#### WHAT TO PRODUCE:
Find every line in the items below that contains the string "chart", and copy each of those lines in full.

#### SUPPLIED MATERIAL:
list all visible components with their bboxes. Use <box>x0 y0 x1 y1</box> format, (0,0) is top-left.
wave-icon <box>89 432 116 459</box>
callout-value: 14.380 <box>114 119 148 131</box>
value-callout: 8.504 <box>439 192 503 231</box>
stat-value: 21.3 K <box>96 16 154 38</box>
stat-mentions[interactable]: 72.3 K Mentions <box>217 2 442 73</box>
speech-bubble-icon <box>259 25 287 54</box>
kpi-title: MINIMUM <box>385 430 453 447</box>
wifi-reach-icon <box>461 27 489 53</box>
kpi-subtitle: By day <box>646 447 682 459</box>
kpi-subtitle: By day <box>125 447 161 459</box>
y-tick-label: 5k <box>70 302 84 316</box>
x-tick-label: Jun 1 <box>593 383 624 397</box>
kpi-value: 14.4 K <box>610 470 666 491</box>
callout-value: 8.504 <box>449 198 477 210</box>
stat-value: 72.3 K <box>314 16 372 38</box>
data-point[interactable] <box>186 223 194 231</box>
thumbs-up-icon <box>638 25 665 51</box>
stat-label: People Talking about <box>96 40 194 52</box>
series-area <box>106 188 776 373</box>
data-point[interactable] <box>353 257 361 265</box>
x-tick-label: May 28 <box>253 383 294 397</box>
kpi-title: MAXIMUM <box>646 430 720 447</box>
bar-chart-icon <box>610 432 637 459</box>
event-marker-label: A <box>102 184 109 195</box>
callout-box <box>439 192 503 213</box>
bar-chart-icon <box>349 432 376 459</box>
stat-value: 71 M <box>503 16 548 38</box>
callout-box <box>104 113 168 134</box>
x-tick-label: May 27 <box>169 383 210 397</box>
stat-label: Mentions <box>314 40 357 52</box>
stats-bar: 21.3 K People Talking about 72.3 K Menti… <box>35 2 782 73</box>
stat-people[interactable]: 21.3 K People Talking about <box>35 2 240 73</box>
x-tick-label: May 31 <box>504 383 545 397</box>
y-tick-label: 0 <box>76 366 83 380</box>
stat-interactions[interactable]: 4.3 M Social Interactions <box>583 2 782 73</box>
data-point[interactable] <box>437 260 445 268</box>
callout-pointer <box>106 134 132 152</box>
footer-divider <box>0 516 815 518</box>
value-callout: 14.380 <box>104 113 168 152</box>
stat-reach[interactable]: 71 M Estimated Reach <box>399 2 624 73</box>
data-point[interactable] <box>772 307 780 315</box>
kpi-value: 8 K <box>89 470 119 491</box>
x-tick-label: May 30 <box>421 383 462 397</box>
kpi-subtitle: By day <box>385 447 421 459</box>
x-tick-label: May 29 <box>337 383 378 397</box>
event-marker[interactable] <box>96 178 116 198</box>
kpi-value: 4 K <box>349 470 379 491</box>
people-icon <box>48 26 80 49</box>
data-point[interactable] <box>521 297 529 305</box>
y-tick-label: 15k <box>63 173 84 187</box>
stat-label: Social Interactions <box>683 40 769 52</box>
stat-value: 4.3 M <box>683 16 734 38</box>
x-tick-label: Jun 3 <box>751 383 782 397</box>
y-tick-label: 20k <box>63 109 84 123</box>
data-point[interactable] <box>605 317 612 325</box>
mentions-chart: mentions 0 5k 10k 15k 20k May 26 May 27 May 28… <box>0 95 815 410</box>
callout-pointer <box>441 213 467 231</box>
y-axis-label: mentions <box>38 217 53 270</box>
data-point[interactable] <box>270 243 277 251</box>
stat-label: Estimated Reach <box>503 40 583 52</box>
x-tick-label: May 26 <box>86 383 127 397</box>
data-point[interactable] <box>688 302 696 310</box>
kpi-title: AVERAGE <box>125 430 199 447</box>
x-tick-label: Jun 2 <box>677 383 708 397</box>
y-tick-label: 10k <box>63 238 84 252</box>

#### OUTPUT BELOW:
bar-chart-icon <box>610 432 637 459</box>
bar-chart-icon <box>349 432 376 459</box>
mentions-chart: mentions 0 5k 10k 15k 20k May 26 May 27 May 28… <box>0 95 815 410</box>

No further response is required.